**Aim of the exercise**. Print out every line, exactly as written.

**Records provided**.
-------------------------
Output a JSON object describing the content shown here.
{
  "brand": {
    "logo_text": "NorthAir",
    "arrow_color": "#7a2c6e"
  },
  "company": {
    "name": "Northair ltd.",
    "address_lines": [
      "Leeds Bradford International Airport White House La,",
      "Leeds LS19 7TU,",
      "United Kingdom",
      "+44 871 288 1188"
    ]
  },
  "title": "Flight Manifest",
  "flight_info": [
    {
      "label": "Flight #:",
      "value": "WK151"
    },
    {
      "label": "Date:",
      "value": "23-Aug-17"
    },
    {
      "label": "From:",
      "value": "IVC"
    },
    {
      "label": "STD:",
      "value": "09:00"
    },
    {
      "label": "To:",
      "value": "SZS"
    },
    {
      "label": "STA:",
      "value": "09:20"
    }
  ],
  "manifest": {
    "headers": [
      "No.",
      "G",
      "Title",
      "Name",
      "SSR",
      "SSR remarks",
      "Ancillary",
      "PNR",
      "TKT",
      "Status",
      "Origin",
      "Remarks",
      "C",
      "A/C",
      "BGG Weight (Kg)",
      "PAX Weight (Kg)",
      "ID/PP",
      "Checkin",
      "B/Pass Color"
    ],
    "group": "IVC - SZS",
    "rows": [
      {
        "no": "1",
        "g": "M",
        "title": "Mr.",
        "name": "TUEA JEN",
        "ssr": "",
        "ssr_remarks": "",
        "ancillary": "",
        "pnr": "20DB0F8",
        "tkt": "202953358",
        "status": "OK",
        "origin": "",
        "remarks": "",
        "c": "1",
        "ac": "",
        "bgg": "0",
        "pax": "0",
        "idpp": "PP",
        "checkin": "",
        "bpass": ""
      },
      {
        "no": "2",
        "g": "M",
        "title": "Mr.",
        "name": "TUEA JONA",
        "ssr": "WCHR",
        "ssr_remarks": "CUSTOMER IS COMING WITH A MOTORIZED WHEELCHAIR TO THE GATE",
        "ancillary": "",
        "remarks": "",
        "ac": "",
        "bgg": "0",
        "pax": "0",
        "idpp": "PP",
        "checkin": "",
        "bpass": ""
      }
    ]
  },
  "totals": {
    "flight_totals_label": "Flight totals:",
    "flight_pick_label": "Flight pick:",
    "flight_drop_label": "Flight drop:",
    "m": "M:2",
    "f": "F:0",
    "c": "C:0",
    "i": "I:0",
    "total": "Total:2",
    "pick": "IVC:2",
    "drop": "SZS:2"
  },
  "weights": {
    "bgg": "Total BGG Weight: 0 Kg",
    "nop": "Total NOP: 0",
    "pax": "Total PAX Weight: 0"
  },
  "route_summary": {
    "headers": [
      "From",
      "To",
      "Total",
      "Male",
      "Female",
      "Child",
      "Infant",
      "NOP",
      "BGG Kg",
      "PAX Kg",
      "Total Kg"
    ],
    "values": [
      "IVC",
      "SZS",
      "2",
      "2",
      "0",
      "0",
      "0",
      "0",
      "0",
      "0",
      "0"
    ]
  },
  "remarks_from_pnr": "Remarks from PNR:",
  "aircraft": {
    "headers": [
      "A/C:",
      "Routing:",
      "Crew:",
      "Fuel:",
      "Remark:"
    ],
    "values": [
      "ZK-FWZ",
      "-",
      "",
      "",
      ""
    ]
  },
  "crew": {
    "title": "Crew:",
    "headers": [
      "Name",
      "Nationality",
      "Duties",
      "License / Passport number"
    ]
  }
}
-------------------------
**Finished exercise**.
Output a JSON object describing the content shown here.
{
  "brand": {
    "logo_text": "NorthAir",
    "arrow_color": "#7a2c6e"
  },
  "company": {
    "name": "Northair ltd.",
    "address_lines": [
      "Leeds Bradford International Airport White House La,",
      "Leeds LS19 7TU,",
      "United Kingdom",
      "+44 871 288 1188"
    ]
  },
  "title": "Flight Manifest",
  "flight_info": [
    {
      "label": "Flight #:",
      "value": "WK151"
    },
    {
      "label": "Date:",
      "value": "23-Aug-17"
    },
    {
      "label": "From:",
      "value": "IVC"
    },
    {
      "label": "STD:",
      "value": "09:00"
    },
    {
      "label": "To:",
      "value": "SZS"
    },
    {
      "label": "STA:",
      "value": "09:20"
    }
  ],
  "manifest": {
    "headers": [
      "No.",
      "G",
      "Title",
      "Name",
      "SSR",
      "SSR remarks",
      "Ancillary",
      "PNR",
      "TKT",
      "Status",
      "Origin",
      "Remarks",
      "C",
      "A/C",
      "BGG Weight (Kg)",
      "PAX Weight (Kg)",
      "ID/PP",
      "Checkin",
      "B/Pass Color"
    ],
    "group": "IVC - SZS",
    "rows": [
      {
        "no": "1",
        "g": "M",
        "title": "Mr.",
        "name": "TUEA JEN",
        "ssr": "",
        "ssr_remarks": "",
        "ancillary": "",
        "pnr": "20DB0F8",
        "tkt": "202953358",
        "status": "OK",
        "origin": "",
        "remarks": "",
        "c": "1",
        "ac": "",
        "bgg": "0",
        "pax": "0",
        "idpp": "PP",
        "checkin": "",
        "bpass": ""
      },
      {
        "no": "2",
        "g": "M",
        "title": "Mr.",
        "name": "TUEA JONA",
        "ssr": "WCHR",
        "ssr_remarks": "CUSTOMER IS COMING WITH A MOTORIZED WHEELCHAIR TO THE GATE",
        "ancillary": "",
        "remarks": "",
        "ac": "",
        "bgg": "0",
        "pax": "0",
        "idpp": "PP",
        "checkin": "",
        "bpass": ""
      }
    ]
  },
  "totals": {
    "flight_totals_label": "Flight totals:",
    "flight_pick_label": "Flight pick:",
    "flight_drop_label": "Flight drop:",
    "m": "M:2",
    "f": "F:0",
    "c": "C:0",
    "i": "I:0",
    "total": "Total:2",
    "pick": "IVC:2",
    "drop": "SZS:2"
  },
  "weights": {
    "bgg": "Total BGG Weight: 0 Kg",
    "nop": "Total NOP: 0",
    "pax": "Total PAX Weight: 0"
  },
  "route_summary": {
    "headers": [
      "From",
      "To",
      "Total",
      "Male",
      "Female",
      "Child",
      "Infant",
      "NOP",
      "BGG Kg",
      "PAX Kg",
      "Total Kg"
    ],
    "values": [
      "IVC",
      "SZS",
      "2",
      "2",
      "0",
      "0",
      "0",
      "0",
      "0",
      "0",
      "0"
    ]
  },
  "remarks_from_pnr": "Remarks from PNR:",
  "aircraft": {
    "headers": [
      "A/C:",
      "Routing:",
      "Crew:",
      "Fuel:",
      "Remark:"
    ],
    "values": [
      "ZK-FWZ",
      "-",
      "",
      "",
      ""
    ]
  },
  "crew": {
    "title": "Crew:",
    "headers": [
      "Name",
      "Nationality",
      "Duties",
      "License / Passport number"
    ]
  }
}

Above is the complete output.